Prompt =>
Count the lines below that include the word "posiedzeniu" and write that number alone.

Raw records =>
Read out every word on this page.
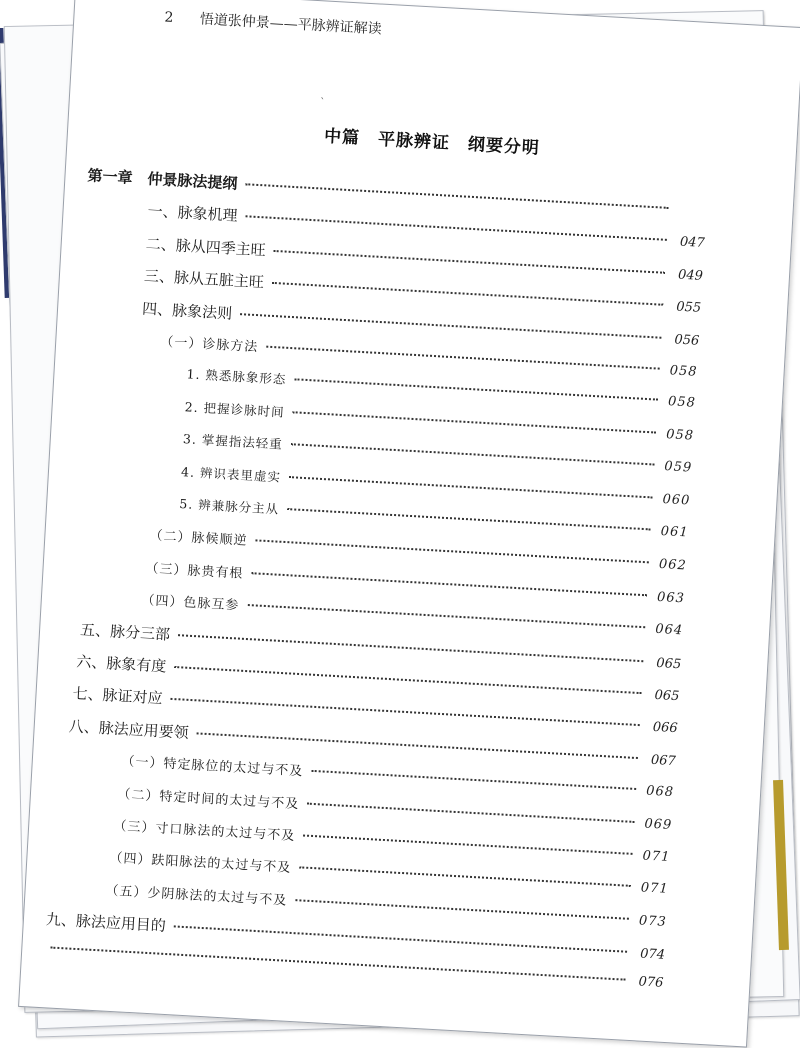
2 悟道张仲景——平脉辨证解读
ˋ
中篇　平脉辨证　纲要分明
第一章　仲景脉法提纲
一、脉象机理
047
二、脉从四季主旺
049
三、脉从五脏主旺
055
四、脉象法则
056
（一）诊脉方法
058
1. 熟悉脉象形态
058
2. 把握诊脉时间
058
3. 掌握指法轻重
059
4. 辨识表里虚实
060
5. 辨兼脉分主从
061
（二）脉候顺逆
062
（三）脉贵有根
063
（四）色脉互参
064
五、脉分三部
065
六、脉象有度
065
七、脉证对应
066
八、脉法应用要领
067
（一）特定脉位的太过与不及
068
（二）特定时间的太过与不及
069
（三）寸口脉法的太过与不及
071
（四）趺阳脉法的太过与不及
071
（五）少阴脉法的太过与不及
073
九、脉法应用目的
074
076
---
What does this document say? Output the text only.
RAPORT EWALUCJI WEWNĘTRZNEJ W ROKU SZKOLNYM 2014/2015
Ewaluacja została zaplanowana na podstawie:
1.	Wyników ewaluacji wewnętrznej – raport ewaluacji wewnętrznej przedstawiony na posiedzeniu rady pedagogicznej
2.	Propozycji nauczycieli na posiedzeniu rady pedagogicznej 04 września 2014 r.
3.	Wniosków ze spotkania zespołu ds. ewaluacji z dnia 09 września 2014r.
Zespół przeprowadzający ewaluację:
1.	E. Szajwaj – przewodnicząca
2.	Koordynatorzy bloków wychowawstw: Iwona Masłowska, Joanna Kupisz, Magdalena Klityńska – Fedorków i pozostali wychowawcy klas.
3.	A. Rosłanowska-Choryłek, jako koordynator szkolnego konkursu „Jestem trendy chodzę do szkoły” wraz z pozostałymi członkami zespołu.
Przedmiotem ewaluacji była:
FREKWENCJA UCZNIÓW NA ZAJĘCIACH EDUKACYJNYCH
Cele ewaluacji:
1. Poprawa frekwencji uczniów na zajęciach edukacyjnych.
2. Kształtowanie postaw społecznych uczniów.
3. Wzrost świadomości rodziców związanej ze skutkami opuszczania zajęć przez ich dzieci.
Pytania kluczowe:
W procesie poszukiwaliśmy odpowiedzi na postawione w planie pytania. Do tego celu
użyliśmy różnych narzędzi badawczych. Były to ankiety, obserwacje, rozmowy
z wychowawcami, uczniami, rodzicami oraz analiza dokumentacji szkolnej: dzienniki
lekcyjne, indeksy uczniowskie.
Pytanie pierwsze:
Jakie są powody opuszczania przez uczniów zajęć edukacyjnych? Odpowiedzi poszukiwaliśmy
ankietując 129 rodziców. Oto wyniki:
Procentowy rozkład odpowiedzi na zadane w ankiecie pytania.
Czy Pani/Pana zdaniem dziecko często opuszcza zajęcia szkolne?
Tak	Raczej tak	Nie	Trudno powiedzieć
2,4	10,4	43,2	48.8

Reply to the exercise =>
2